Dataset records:
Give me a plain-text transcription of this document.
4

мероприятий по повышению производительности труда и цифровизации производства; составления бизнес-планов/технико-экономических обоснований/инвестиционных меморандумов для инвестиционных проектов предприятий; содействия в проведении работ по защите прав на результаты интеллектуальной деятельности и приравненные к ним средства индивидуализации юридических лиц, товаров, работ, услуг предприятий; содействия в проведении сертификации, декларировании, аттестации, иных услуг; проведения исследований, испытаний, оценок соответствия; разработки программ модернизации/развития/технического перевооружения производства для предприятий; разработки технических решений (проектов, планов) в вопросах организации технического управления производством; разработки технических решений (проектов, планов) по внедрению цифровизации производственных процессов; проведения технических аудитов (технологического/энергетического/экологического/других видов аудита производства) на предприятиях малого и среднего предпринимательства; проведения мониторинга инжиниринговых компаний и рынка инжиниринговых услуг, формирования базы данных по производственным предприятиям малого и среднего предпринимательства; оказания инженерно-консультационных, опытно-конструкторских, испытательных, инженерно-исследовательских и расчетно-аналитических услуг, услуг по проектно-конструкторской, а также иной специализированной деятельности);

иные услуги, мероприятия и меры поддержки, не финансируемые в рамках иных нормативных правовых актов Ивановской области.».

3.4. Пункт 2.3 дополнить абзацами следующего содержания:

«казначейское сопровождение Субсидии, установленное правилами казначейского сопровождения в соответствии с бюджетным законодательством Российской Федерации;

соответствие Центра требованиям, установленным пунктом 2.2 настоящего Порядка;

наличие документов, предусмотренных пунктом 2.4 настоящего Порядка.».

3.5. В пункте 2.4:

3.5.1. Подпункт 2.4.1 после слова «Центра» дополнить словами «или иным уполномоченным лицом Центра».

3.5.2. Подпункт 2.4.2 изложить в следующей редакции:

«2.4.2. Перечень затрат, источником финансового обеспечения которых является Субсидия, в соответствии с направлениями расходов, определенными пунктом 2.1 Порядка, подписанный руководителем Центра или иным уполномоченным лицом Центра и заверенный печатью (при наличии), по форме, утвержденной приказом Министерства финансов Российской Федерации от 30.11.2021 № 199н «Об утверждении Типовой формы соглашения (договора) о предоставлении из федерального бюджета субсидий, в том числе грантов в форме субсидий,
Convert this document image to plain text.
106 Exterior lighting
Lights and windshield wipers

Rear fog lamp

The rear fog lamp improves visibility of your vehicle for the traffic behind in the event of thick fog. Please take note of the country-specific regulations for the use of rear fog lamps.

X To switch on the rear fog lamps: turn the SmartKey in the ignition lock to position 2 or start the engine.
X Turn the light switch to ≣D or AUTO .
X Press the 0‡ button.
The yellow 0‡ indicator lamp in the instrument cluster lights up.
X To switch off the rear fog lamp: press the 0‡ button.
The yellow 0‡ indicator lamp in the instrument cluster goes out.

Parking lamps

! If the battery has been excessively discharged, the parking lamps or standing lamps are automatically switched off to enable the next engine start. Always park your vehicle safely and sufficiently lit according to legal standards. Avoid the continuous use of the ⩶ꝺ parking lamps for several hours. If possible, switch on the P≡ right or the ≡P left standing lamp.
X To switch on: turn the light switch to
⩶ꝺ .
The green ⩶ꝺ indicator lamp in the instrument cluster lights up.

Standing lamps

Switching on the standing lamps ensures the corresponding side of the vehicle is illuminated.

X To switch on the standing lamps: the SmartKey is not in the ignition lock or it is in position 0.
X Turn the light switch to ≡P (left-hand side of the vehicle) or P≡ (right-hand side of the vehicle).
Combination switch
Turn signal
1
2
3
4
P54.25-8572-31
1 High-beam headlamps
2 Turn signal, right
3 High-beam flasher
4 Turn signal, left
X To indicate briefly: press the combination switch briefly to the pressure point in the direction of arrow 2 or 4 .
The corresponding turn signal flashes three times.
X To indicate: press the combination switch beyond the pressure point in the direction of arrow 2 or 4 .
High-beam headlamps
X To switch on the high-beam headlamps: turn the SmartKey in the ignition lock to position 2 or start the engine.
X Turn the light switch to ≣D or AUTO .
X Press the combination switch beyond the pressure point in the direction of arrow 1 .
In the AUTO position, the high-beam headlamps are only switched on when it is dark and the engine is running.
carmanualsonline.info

**TO DO:**
Show, from the listing above, each line that contains the word "дополнить".

**REPLY TO THE EXERCISE:**
3.4. Пункт 2.3 дополнить абзацами следующего содержания:
3.5.1. Подпункт 2.4.1 после слова «Центра» дополнить словами «или иным уполномоченным лицом Центра».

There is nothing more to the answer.